• _WHAT YOU HAVE TO DO_
Answer with nothing except the number of lines that contain the word "Goat".

____ DATASET ROWS

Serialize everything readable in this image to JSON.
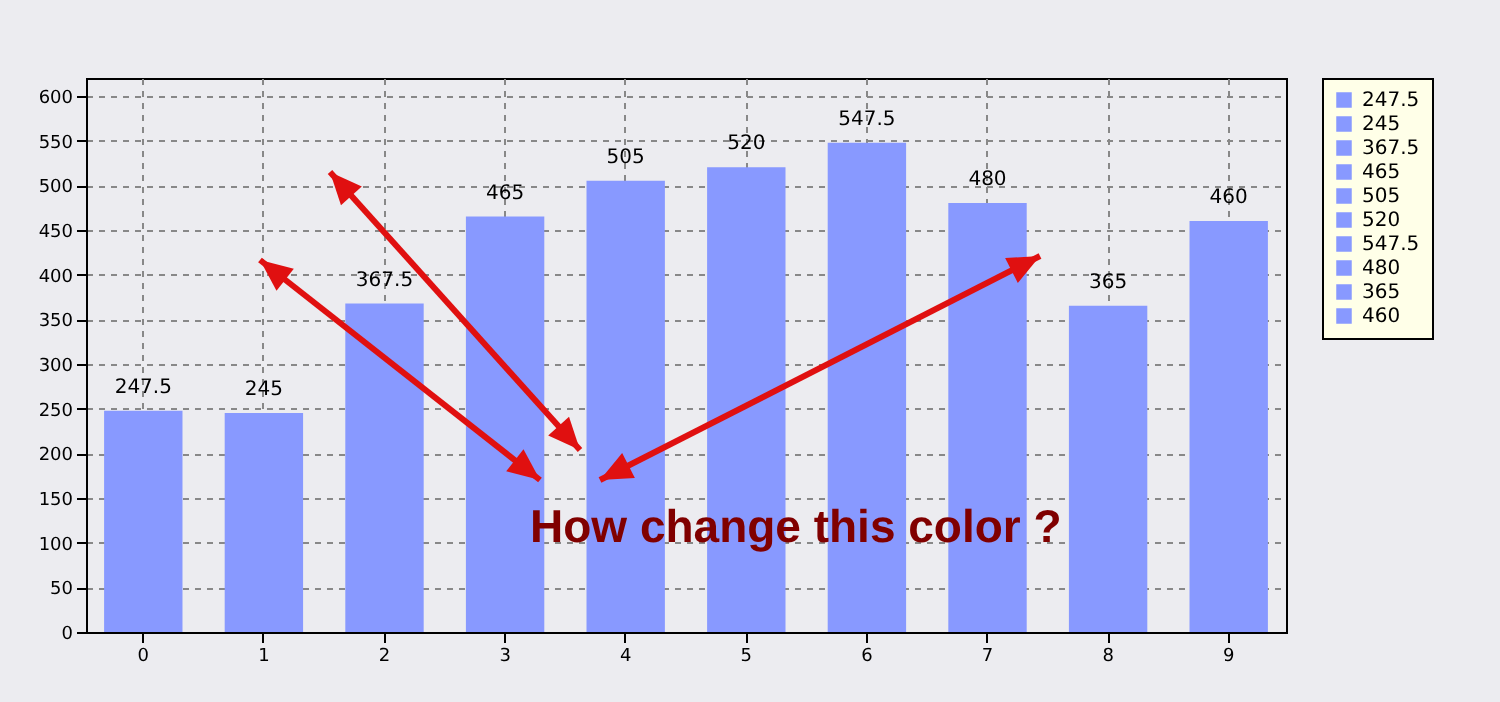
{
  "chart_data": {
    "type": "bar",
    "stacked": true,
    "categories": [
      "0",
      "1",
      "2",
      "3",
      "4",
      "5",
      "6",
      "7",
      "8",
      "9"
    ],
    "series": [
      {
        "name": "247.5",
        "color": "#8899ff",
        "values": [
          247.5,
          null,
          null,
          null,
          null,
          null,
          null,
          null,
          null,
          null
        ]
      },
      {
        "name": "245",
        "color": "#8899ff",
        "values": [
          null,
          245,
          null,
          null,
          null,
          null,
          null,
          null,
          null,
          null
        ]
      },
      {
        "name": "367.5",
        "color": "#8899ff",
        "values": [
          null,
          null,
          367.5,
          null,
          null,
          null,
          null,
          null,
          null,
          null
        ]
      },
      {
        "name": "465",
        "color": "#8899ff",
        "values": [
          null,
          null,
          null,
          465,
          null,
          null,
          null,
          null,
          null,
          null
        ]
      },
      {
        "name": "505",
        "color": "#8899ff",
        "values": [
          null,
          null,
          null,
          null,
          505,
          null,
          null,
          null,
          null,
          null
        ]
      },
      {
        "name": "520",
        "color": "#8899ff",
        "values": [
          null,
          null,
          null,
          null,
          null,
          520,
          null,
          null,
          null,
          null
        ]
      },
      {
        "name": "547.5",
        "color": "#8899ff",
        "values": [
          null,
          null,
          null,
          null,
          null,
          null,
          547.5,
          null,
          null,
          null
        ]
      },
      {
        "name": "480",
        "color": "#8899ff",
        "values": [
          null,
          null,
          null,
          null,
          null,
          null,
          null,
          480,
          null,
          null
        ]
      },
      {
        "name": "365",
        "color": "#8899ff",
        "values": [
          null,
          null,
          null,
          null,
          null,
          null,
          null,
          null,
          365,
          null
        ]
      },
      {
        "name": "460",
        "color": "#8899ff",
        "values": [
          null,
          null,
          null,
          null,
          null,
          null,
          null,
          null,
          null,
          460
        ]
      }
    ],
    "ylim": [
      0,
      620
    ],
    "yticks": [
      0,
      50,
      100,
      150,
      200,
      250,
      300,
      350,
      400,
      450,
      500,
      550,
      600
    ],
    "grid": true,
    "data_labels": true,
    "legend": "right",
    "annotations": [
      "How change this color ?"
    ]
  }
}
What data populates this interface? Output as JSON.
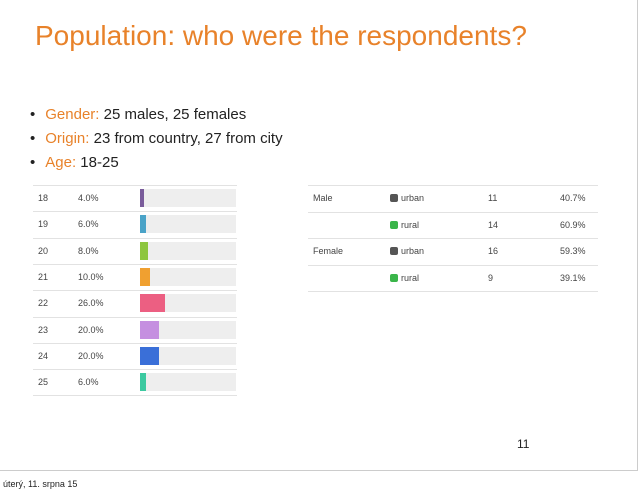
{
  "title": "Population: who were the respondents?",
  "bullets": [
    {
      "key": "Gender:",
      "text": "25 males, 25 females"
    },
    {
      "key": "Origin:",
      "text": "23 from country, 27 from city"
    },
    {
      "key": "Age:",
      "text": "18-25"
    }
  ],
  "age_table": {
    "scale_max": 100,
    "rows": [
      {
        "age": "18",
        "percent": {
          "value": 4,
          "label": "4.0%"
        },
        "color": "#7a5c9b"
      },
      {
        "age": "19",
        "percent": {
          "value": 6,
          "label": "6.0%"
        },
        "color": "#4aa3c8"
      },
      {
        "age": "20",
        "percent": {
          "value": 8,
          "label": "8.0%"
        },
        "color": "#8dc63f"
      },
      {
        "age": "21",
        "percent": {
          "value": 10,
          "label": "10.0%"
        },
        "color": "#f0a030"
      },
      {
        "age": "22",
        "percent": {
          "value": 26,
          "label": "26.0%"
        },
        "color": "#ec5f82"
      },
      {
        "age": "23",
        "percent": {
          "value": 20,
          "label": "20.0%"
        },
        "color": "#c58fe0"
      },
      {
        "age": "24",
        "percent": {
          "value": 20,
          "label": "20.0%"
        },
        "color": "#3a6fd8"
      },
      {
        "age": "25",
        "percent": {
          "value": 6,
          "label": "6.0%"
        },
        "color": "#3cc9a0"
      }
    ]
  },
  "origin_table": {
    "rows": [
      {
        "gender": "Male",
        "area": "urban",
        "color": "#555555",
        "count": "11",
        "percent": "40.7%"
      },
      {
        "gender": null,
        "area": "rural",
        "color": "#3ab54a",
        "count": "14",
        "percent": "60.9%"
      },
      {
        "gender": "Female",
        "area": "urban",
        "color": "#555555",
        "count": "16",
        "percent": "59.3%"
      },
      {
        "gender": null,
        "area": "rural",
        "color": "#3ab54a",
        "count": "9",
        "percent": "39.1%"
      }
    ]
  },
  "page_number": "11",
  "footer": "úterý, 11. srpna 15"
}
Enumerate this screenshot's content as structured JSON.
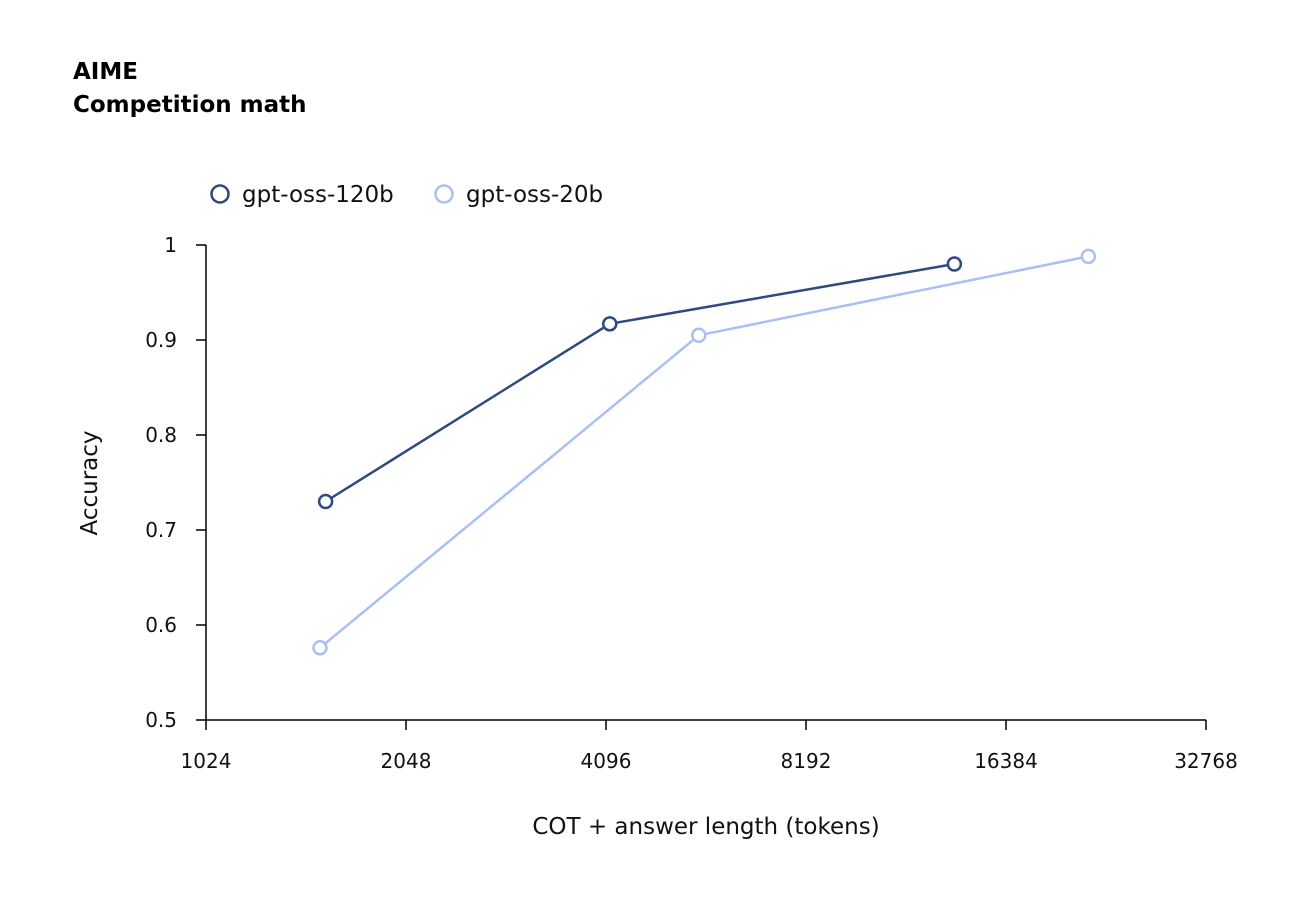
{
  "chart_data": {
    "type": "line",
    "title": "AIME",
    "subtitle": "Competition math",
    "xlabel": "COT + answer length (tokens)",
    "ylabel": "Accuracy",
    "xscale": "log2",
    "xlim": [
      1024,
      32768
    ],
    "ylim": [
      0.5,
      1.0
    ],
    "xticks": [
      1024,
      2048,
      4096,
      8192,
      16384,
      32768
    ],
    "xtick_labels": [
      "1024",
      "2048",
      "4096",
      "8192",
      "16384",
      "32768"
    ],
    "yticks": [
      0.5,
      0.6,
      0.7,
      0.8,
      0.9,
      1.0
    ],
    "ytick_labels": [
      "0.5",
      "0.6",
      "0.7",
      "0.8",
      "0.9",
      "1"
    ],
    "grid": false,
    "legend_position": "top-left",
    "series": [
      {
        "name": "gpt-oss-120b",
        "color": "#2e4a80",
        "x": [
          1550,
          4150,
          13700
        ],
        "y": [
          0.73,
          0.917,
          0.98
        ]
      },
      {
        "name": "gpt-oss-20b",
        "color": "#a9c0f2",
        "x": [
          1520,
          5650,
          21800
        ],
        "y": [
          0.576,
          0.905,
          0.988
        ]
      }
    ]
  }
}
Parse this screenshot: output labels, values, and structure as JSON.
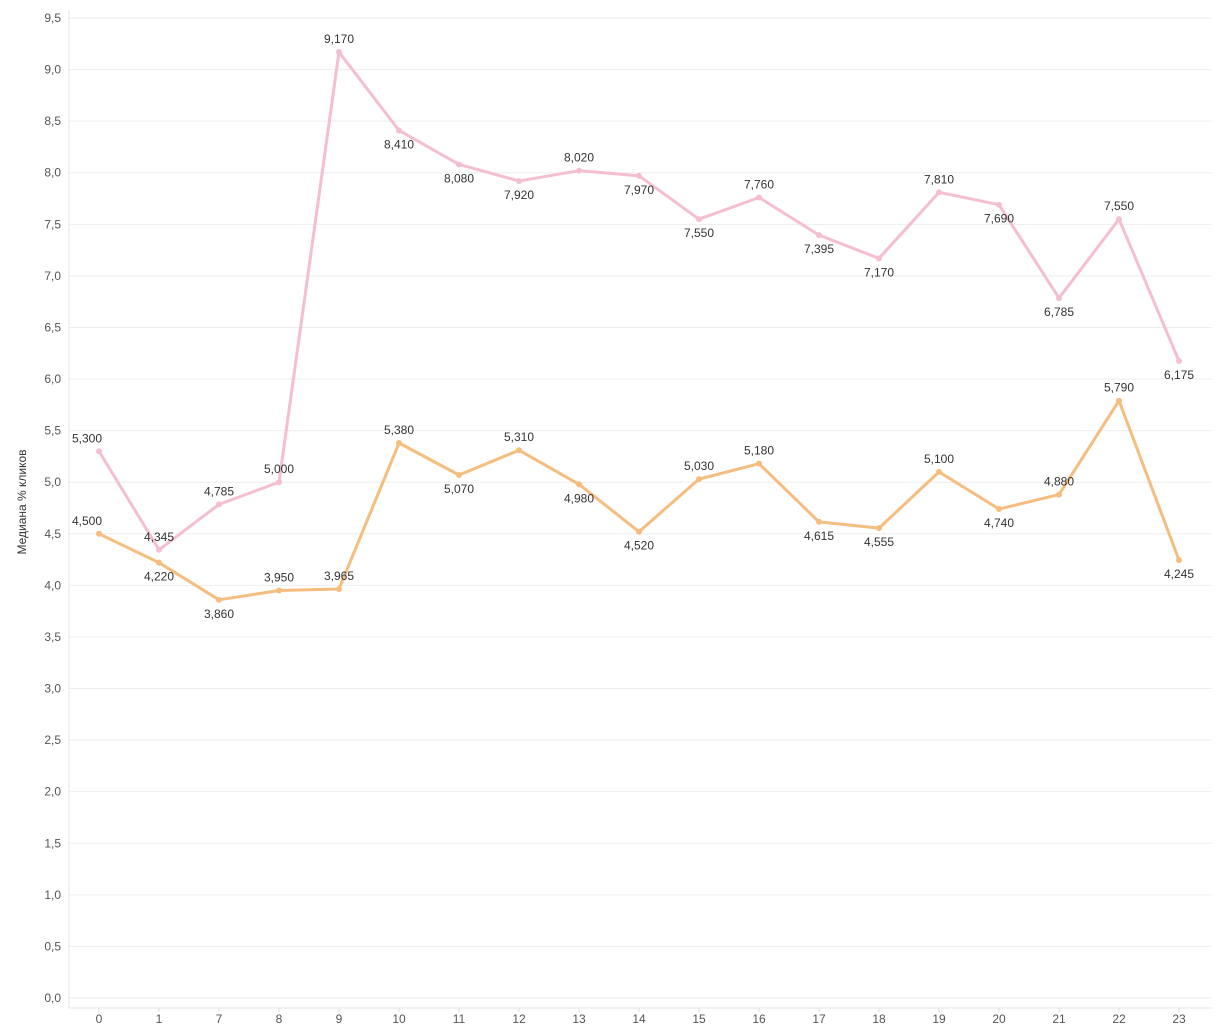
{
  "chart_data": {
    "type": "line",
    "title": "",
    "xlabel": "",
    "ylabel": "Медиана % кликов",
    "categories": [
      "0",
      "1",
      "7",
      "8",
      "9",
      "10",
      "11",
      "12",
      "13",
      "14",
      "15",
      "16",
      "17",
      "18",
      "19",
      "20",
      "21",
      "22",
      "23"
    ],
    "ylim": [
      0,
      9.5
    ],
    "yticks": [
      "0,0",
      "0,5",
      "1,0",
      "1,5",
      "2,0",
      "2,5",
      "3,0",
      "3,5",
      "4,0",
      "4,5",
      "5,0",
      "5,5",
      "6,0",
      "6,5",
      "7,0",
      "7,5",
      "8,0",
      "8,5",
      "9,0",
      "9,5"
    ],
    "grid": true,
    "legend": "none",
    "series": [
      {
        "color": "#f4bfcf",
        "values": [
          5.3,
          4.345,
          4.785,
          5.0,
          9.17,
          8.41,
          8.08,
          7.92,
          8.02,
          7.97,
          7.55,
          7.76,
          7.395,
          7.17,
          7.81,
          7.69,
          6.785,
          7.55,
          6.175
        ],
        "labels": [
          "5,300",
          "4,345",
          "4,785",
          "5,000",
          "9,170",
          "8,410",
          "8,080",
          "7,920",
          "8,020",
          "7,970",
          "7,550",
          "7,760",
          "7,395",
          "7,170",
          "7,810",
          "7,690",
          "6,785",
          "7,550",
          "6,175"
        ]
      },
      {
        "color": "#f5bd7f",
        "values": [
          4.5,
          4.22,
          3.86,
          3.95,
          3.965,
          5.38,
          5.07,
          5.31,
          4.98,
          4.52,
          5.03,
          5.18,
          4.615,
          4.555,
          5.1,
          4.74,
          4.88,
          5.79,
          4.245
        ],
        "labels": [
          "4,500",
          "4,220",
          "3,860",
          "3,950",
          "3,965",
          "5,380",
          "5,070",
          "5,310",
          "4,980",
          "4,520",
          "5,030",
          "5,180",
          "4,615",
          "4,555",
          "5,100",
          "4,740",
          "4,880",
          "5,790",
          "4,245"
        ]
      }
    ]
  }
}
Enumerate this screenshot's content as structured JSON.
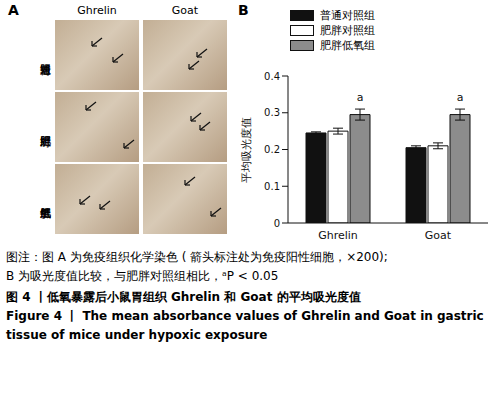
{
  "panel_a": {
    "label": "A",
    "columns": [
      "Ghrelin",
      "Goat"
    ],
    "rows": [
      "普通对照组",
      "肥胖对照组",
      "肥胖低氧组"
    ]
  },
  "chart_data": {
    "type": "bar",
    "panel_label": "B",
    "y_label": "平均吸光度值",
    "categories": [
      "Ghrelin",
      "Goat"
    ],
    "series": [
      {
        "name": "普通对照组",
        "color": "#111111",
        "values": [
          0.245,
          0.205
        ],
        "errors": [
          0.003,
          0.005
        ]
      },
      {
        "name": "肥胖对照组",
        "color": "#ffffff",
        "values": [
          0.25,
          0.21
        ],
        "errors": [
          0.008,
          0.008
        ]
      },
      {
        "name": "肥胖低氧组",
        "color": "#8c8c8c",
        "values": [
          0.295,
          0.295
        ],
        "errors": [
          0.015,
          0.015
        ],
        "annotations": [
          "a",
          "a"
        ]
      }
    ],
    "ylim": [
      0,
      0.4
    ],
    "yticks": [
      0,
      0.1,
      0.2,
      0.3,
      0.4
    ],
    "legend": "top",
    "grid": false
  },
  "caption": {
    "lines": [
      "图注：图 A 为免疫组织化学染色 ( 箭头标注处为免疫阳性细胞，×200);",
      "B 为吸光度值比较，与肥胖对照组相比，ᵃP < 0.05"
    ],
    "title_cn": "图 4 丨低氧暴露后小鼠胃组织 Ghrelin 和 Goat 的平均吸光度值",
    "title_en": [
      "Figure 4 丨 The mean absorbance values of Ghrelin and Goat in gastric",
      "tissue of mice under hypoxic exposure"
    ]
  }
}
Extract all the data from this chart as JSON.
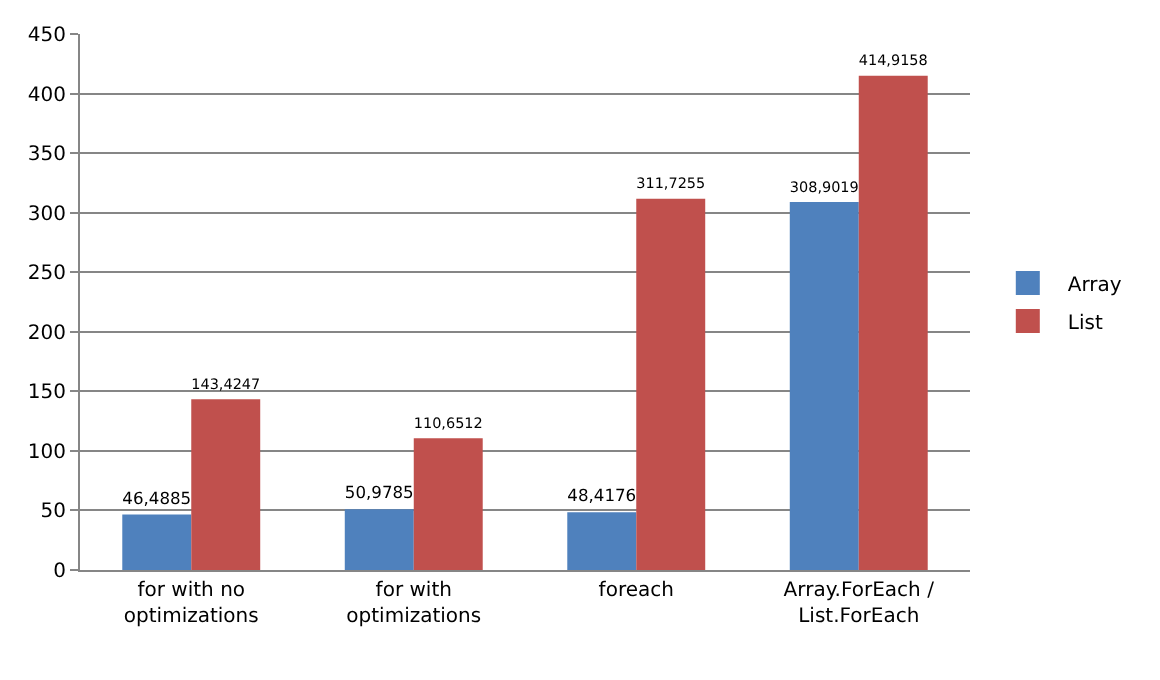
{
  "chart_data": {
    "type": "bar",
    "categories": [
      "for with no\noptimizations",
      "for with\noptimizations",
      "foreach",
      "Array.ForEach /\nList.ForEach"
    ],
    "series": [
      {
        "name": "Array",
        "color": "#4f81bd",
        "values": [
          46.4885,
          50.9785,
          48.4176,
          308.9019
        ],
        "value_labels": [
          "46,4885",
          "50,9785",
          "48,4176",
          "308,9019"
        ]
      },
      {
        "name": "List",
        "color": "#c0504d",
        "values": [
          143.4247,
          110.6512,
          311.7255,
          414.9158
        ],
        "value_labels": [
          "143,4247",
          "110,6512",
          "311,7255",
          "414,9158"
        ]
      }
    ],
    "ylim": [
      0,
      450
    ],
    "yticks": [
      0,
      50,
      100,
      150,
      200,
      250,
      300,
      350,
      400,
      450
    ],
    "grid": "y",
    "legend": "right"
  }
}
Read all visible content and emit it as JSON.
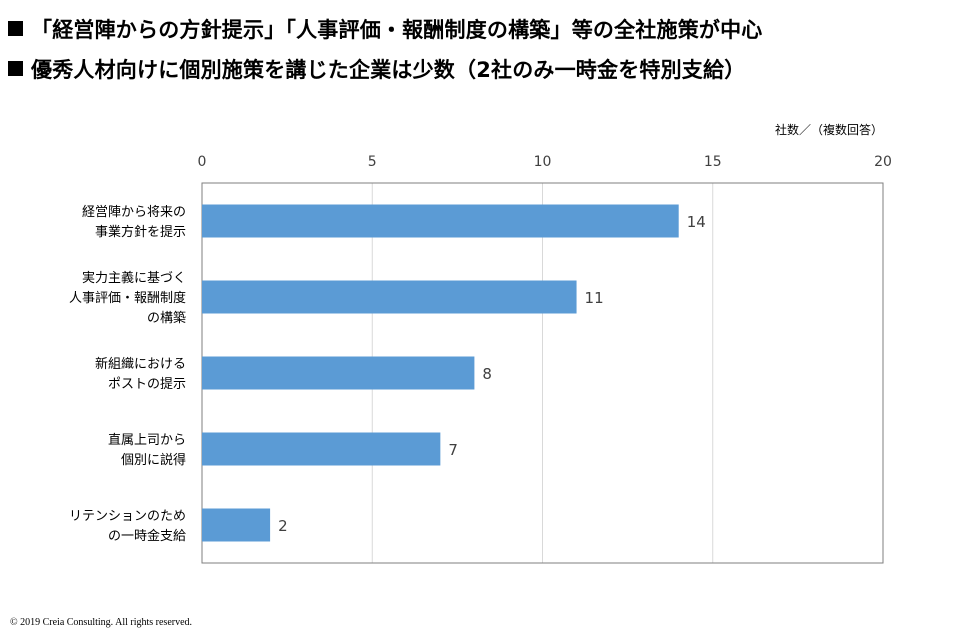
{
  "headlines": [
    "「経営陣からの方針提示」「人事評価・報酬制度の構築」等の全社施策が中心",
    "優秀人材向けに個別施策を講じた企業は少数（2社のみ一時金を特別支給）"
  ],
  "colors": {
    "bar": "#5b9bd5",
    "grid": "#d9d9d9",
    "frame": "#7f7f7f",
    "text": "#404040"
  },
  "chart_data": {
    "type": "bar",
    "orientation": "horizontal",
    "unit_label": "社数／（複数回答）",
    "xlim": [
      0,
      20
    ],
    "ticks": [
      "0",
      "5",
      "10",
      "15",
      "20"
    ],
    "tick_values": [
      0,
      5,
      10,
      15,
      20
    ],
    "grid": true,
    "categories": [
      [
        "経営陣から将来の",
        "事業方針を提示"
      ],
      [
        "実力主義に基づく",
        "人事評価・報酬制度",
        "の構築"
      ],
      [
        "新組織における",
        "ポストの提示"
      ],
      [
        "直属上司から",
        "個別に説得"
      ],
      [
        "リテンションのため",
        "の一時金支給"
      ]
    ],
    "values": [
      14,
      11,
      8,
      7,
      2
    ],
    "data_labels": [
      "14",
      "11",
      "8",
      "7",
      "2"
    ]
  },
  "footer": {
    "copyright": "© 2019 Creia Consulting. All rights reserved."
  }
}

________

• _RESULT FOR THIS EXERCISE_
4